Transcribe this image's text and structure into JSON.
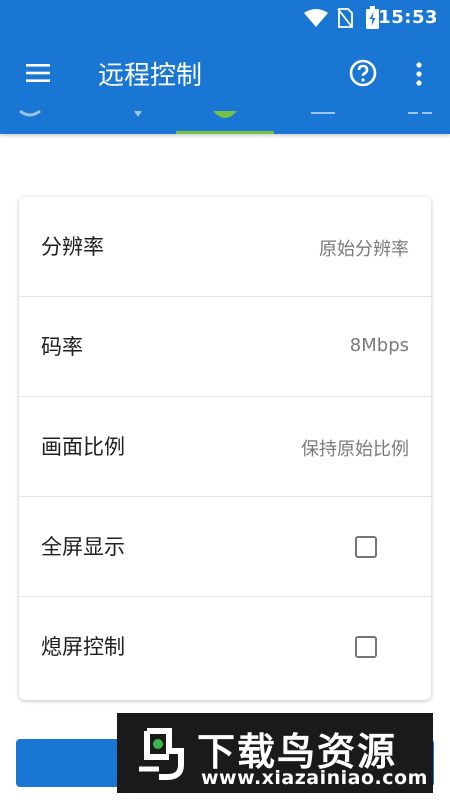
{
  "status_bar": {
    "time": "15:53",
    "icons": [
      "wifi-icon",
      "no-sim-icon",
      "battery-charging-icon"
    ]
  },
  "app_bar": {
    "title": "远程控制",
    "icons": [
      "menu-icon",
      "help-icon",
      "more-vert-icon"
    ]
  },
  "settings": {
    "resolution": {
      "label": "分辨率",
      "value": "原始分辨率"
    },
    "bitrate": {
      "label": "码率",
      "value": "8Mbps"
    },
    "aspect_ratio": {
      "label": "画面比例",
      "value": "保持原始比例"
    },
    "fullscreen": {
      "label": "全屏显示",
      "checked": false
    },
    "screen_off": {
      "label": "熄屏控制",
      "checked": false
    }
  },
  "watermark": {
    "brand": "下载鸟资源",
    "url": "www.xiazainiao.com"
  },
  "colors": {
    "primary": "#1976d2",
    "tab_indicator": "#76c043",
    "watermark_bg": "#1a1a1a"
  }
}
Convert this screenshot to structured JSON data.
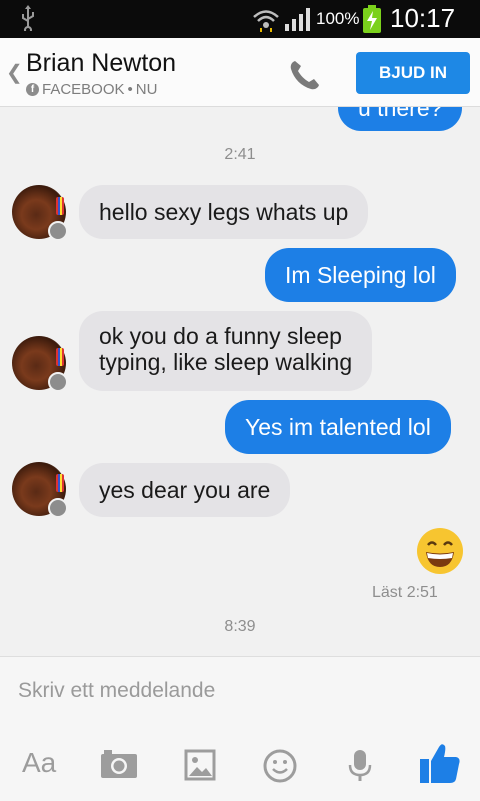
{
  "status_bar": {
    "battery_percent": "100%",
    "time": "10:17",
    "icons": [
      "usb-icon",
      "wifi-icon",
      "signal-icon",
      "battery-charging-icon"
    ]
  },
  "header": {
    "contact_name": "Brian Newton",
    "subtitle_source": "FACEBOOK",
    "subtitle_separator": "•",
    "subtitle_status": "NU",
    "invite_label": "BJUD IN"
  },
  "chat": {
    "clipped_outgoing_text": "u there?",
    "separator_1": "2:41",
    "messages": [
      {
        "direction": "in",
        "text": "hello sexy legs whats up"
      },
      {
        "direction": "out",
        "text": "Im Sleeping lol"
      },
      {
        "direction": "in",
        "lines": [
          "ok you do a funny sleep",
          "typing, like sleep walking"
        ]
      },
      {
        "direction": "out",
        "text": "Yes im talented lol"
      },
      {
        "direction": "in",
        "text": "yes dear you are"
      }
    ],
    "emoji": "grinning-face",
    "read_receipt": "Läst 2:51",
    "separator_2": "8:39"
  },
  "composer": {
    "placeholder": "Skriv ett meddelande",
    "aa_label": "Aa",
    "tools": [
      "camera-icon",
      "gallery-icon",
      "emoji-icon",
      "microphone-icon",
      "like-icon"
    ]
  },
  "colors": {
    "accent": "#1d7fe6",
    "incoming_bubble": "#e4e3e6",
    "status_bar": "#0b0b0b"
  }
}
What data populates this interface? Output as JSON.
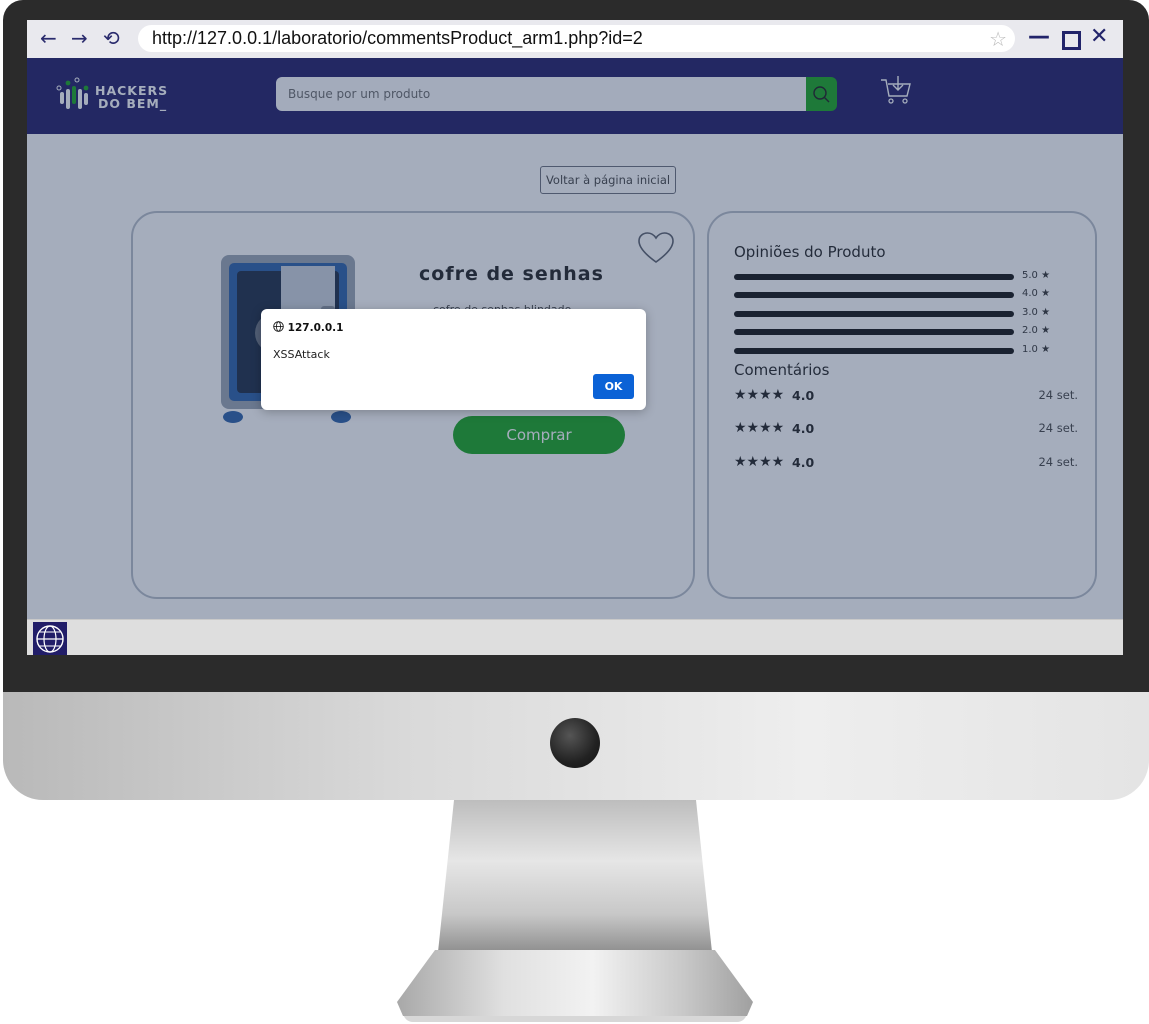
{
  "browser": {
    "back": "←",
    "forward": "→",
    "reload": "⟲",
    "url": "http://127.0.0.1/laboratorio/commentsProduct_arm1.php?id=2",
    "star": "☆",
    "minimize": "—",
    "close": "✕"
  },
  "header": {
    "logo_line1": "HACKERS",
    "logo_line2": "DO BEM_",
    "search_placeholder": "Busque por um produto",
    "colors": {
      "nav": "#1f1b67",
      "accent": "#18a51e"
    }
  },
  "page": {
    "back_link": "Voltar à página inicial",
    "product": {
      "title": "cofre de senhas",
      "description": "cofre de senhas blindado",
      "buy_label": "Comprar"
    },
    "reviews": {
      "title": "Opiniões do Produto",
      "ratings": [
        {
          "label": "5.0 ★"
        },
        {
          "label": "4.0 ★"
        },
        {
          "label": "3.0 ★"
        },
        {
          "label": "2.0 ★"
        },
        {
          "label": "1.0 ★"
        }
      ],
      "comments_title": "Comentários",
      "comments": [
        {
          "stars": "★★★★",
          "value": "4.0",
          "date": "24 set."
        },
        {
          "stars": "★★★★",
          "value": "4.0",
          "date": "24 set."
        },
        {
          "stars": "★★★★",
          "value": "4.0",
          "date": "24 set."
        }
      ]
    }
  },
  "dialog": {
    "origin": "127.0.0.1",
    "message": "XSSAttack",
    "ok": "OK"
  }
}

^^^^^^^^

The pictures should not appear in the copy; every other part of the records above must be returned exactly.

• **Result of this exercise**
Transcribe this image's text and structure into JSON.
{
  "status_bar": {
    "time": "15:53",
    "icons": [
      "wifi-icon",
      "no-sim-icon",
      "battery-charging-icon"
    ]
  },
  "app_bar": {
    "title": "远程控制",
    "icons": [
      "menu-icon",
      "help-icon",
      "more-vert-icon"
    ]
  },
  "settings": {
    "resolution": {
      "label": "分辨率",
      "value": "原始分辨率"
    },
    "bitrate": {
      "label": "码率",
      "value": "8Mbps"
    },
    "aspect_ratio": {
      "label": "画面比例",
      "value": "保持原始比例"
    },
    "fullscreen": {
      "label": "全屏显示",
      "checked": false
    },
    "screen_off": {
      "label": "熄屏控制",
      "checked": false
    }
  },
  "watermark": {
    "brand": "下载鸟资源",
    "url": "www.xiazainiao.com"
  },
  "colors": {
    "primary": "#1976d2",
    "tab_indicator": "#76c043",
    "watermark_bg": "#1a1a1a"
  }
}
Convert this screenshot to structured JSON data.
{
  "status_bar": {
    "battery_percent": "100%",
    "time": "10:17",
    "icons": [
      "usb-icon",
      "wifi-icon",
      "signal-icon",
      "battery-charging-icon"
    ]
  },
  "header": {
    "contact_name": "Brian Newton",
    "subtitle_source": "FACEBOOK",
    "subtitle_separator": "•",
    "subtitle_status": "NU",
    "invite_label": "BJUD IN"
  },
  "chat": {
    "clipped_outgoing_text": "u there?",
    "separator_1": "2:41",
    "messages": [
      {
        "direction": "in",
        "text": "hello sexy legs whats up"
      },
      {
        "direction": "out",
        "text": "Im Sleeping lol"
      },
      {
        "direction": "in",
        "lines": [
          "ok you do a funny sleep",
          "typing, like sleep walking"
        ]
      },
      {
        "direction": "out",
        "text": "Yes im talented lol"
      },
      {
        "direction": "in",
        "text": "yes dear you are"
      }
    ],
    "emoji": "grinning-face",
    "read_receipt": "Läst 2:51",
    "separator_2": "8:39"
  },
  "composer": {
    "placeholder": "Skriv ett meddelande",
    "aa_label": "Aa",
    "tools": [
      "camera-icon",
      "gallery-icon",
      "emoji-icon",
      "microphone-icon",
      "like-icon"
    ]
  },
  "colors": {
    "accent": "#1d7fe6",
    "incoming_bubble": "#e4e3e6",
    "status_bar": "#0b0b0b"
  }
}
What data populates this interface? Output as JSON.
{
  "browser": {
    "back": "←",
    "forward": "→",
    "reload": "⟲",
    "url": "http://127.0.0.1/laboratorio/commentsProduct_arm1.php?id=2",
    "star": "☆",
    "minimize": "—",
    "close": "✕"
  },
  "header": {
    "logo_line1": "HACKERS",
    "logo_line2": "DO BEM_",
    "search_placeholder": "Busque por um produto",
    "colors": {
      "nav": "#1f1b67",
      "accent": "#18a51e"
    }
  },
  "page": {
    "back_link": "Voltar à página inicial",
    "product": {
      "title": "cofre de senhas",
      "description": "cofre de senhas blindado",
      "buy_label": "Comprar"
    },
    "reviews": {
      "title": "Opiniões do Produto",
      "ratings": [
        {
          "label": "5.0 ★"
        },
        {
          "label": "4.0 ★"
        },
        {
          "label": "3.0 ★"
        },
        {
          "label": "2.0 ★"
        },
        {
          "label": "1.0 ★"
        }
      ],
      "comments_title": "Comentários",
      "comments": [
        {
          "stars": "★★★★",
          "value": "4.0",
          "date": "24 set."
        },
        {
          "stars": "★★★★",
          "value": "4.0",
          "date": "24 set."
        },
        {
          "stars": "★★★★",
          "value": "4.0",
          "date": "24 set."
        }
      ]
    }
  },
  "dialog": {
    "origin": "127.0.0.1",
    "message": "XSSAttack",
    "ok": "OK"
  }
}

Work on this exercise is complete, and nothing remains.